DATASET EXCERPTS —

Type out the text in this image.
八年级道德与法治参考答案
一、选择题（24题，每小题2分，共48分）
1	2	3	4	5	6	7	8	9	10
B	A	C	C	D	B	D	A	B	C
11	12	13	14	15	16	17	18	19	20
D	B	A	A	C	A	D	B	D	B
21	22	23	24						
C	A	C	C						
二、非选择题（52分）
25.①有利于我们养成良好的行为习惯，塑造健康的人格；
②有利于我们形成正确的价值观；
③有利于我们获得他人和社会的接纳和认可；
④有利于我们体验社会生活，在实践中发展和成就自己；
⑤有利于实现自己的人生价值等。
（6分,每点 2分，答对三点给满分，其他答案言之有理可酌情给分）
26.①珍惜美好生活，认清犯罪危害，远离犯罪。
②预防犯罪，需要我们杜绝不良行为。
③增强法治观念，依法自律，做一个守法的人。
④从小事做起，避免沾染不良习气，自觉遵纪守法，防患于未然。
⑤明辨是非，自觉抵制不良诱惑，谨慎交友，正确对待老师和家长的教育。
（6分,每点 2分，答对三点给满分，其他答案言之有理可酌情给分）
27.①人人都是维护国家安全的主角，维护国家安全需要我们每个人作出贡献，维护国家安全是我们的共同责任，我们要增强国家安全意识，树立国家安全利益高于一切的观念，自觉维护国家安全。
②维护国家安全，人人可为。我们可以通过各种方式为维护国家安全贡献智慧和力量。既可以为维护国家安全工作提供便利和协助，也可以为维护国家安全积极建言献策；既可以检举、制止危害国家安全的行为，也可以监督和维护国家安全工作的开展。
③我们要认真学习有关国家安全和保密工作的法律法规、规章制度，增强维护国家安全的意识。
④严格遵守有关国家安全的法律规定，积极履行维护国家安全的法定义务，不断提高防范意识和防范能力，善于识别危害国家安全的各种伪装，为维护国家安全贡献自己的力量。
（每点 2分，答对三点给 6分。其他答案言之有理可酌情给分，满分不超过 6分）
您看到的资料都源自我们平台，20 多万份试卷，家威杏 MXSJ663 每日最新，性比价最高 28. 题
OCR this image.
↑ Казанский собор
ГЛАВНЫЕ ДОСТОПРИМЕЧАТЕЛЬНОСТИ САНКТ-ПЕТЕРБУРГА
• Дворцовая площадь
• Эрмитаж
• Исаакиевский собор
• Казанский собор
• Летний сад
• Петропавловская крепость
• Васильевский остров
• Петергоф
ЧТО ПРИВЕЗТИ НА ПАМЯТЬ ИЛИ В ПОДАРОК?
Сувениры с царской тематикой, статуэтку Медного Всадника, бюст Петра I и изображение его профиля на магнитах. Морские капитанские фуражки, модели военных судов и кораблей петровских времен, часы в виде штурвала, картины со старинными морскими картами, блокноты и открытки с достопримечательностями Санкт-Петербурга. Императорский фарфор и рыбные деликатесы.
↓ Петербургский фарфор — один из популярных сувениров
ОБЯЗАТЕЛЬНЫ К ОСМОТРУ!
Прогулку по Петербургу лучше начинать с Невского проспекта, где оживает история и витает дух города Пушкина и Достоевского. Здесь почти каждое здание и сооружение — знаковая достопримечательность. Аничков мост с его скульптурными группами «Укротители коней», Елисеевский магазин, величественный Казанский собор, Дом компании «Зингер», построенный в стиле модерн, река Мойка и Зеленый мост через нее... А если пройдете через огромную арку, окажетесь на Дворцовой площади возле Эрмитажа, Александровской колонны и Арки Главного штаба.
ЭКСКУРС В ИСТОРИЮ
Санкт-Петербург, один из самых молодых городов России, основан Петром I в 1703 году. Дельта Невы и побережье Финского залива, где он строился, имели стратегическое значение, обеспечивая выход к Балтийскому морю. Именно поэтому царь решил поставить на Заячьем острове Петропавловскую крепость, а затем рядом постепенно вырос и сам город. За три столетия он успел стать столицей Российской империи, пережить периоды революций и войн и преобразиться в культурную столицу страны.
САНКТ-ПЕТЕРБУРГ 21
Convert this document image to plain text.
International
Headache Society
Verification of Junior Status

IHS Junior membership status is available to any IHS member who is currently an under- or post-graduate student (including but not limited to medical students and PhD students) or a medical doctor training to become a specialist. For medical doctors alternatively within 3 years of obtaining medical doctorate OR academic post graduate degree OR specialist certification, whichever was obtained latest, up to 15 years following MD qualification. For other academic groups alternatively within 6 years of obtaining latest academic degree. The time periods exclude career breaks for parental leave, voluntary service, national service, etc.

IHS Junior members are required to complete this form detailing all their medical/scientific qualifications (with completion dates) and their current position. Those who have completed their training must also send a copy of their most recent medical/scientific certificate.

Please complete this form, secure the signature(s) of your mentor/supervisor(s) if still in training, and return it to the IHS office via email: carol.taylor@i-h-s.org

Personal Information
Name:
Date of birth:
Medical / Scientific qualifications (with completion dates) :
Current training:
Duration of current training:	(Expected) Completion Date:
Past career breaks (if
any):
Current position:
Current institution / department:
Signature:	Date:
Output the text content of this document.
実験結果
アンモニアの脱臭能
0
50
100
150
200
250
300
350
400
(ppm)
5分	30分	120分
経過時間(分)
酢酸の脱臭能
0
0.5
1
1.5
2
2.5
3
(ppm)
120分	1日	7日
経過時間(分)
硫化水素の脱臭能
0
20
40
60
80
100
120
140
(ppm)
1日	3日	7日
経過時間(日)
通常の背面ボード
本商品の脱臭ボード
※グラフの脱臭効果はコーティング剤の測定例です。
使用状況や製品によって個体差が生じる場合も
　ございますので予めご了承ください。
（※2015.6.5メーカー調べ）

PROBLEM REQUIREMENTS —
Return precisely the lines of the records, starting with the line that holds "Output the text content of this document." and ending with the last one.

EXPECTED ANSWER —
Output the text content of this document.
実験結果
アンモニアの脱臭能
0
50
100
150
200
250
300
350
400
(ppm)
5分	30分	120分
経過時間(分)
酢酸の脱臭能
0
0.5
1
1.5
2
2.5
3
(ppm)
120分	1日	7日
経過時間(分)
硫化水素の脱臭能
0
20
40
60
80
100
120
140
(ppm)
1日	3日	7日
経過時間(日)
通常の背面ボード
本商品の脱臭ボード
※グラフの脱臭効果はコーティング剤の測定例です。
使用状況や製品によって個体差が生じる場合も
　ございますので予めご了承ください。
（※2015.6.5メーカー調べ）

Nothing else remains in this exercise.